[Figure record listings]
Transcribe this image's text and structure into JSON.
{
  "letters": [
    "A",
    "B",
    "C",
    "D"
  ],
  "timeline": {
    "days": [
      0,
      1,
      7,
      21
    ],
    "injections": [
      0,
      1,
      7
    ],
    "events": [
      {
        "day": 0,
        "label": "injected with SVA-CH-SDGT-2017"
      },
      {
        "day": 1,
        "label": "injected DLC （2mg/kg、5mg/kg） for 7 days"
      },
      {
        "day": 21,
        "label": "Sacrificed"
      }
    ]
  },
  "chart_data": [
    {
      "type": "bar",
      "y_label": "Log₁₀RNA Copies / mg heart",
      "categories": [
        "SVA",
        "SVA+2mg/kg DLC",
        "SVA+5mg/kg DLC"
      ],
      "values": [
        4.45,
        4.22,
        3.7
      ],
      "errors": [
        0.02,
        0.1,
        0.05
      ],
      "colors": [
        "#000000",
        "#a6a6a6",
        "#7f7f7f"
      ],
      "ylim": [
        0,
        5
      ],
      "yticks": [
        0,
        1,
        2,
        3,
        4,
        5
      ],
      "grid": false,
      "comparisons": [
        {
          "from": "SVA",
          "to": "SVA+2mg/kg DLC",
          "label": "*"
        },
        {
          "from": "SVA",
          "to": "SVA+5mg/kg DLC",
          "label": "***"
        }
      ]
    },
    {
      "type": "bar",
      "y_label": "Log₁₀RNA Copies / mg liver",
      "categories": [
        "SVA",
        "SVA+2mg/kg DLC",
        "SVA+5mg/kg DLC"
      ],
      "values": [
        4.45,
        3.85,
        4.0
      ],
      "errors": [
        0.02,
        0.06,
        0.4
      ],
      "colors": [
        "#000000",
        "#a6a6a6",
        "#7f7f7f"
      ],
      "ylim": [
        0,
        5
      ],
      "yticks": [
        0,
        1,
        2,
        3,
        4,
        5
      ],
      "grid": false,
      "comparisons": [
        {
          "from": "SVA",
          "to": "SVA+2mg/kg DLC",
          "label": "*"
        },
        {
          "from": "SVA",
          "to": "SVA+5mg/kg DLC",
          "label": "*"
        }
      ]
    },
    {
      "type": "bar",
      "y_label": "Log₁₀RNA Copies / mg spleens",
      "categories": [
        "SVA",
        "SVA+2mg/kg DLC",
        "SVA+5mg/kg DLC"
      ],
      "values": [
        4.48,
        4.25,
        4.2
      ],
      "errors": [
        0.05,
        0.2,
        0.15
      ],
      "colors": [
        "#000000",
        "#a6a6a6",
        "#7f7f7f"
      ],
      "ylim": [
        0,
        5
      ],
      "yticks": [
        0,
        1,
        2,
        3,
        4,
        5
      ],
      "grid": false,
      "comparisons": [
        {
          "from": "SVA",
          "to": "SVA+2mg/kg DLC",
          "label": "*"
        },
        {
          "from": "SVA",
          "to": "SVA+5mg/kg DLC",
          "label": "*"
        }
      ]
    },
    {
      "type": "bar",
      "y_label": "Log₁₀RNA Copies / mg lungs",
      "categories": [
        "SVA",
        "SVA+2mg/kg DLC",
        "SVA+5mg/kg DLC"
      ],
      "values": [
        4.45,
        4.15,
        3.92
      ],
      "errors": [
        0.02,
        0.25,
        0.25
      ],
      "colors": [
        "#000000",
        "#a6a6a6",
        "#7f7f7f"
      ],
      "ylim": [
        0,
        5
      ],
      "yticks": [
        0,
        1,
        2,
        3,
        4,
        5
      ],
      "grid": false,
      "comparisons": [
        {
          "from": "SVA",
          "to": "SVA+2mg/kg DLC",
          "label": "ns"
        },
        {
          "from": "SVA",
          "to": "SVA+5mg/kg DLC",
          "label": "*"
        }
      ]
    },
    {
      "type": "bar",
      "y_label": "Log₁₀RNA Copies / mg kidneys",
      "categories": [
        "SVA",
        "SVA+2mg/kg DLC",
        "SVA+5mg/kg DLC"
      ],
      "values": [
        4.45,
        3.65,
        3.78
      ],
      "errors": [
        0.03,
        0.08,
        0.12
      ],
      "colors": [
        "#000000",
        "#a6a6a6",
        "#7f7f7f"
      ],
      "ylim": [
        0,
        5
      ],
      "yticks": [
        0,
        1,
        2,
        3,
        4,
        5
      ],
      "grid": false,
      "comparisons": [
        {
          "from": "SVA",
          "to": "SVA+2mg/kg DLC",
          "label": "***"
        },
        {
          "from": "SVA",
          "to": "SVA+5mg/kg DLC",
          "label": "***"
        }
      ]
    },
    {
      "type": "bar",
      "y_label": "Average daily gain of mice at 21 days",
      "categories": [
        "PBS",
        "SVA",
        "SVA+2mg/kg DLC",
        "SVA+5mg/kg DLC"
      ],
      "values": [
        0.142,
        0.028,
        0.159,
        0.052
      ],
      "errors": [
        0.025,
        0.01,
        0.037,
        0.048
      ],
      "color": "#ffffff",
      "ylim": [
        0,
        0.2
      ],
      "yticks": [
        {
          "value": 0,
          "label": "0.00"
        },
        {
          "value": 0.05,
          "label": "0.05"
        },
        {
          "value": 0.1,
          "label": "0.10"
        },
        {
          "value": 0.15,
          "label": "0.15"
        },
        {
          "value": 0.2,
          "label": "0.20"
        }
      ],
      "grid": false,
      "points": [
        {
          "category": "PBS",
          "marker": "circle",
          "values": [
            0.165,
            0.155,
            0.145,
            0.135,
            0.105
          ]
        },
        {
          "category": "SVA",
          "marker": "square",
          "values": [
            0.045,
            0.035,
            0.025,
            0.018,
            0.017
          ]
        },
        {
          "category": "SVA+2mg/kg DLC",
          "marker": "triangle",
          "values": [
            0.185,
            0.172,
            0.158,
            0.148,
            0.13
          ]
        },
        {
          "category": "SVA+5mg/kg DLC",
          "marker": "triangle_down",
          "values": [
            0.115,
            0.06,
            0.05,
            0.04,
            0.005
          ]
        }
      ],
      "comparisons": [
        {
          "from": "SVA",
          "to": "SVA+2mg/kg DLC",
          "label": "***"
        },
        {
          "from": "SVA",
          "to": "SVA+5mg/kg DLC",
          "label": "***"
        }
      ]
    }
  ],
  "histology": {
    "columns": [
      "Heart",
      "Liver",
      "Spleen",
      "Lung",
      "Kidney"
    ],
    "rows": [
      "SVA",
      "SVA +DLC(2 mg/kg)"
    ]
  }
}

[Task requirements]
In the records above, locate every line with the string "category" and copy it.

[Answer below]
          "category": "PBS",
          "category": "SVA",
          "category": "SVA+2mg/kg DLC",
          "category": "SVA+5mg/kg DLC",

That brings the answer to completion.